Figure record extracts
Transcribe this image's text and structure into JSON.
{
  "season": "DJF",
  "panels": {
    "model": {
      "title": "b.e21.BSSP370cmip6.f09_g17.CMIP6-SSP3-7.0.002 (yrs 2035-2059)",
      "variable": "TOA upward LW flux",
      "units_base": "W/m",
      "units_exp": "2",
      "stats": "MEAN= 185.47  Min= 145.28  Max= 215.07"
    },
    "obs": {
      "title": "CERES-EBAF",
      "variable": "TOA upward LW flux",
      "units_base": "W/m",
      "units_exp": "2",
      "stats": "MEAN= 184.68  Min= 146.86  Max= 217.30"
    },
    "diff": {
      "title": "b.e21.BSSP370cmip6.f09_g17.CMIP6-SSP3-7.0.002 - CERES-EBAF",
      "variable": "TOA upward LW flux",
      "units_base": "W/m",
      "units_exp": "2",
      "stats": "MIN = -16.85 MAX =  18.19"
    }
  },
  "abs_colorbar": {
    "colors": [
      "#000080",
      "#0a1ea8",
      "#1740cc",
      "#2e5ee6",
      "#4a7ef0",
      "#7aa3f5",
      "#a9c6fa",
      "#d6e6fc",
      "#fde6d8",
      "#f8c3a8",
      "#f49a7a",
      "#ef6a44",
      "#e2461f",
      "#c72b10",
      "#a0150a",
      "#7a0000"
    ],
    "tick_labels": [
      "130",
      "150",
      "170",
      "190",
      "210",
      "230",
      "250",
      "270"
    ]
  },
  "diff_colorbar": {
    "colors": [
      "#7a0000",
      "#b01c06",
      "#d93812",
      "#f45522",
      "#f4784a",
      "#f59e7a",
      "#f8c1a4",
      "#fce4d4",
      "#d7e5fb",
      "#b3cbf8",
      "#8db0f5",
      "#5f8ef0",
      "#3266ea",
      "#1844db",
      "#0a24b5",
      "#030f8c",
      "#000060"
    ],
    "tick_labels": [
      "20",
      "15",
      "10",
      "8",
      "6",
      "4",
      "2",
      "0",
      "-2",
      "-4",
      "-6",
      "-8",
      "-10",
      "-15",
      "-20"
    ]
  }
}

STATED PROBLEM:
From the data above, copy each line that has the string "title".

RESULT OF THE EXERCISE:
      "title": "b.e21.BSSP370cmip6.f09_g17.CMIP6-SSP3-7.0.002 (yrs 2035-2059)",
      "title": "CERES-EBAF",
      "title": "b.e21.BSSP370cmip6.f09_g17.CMIP6-SSP3-7.0.002 - CERES-EBAF",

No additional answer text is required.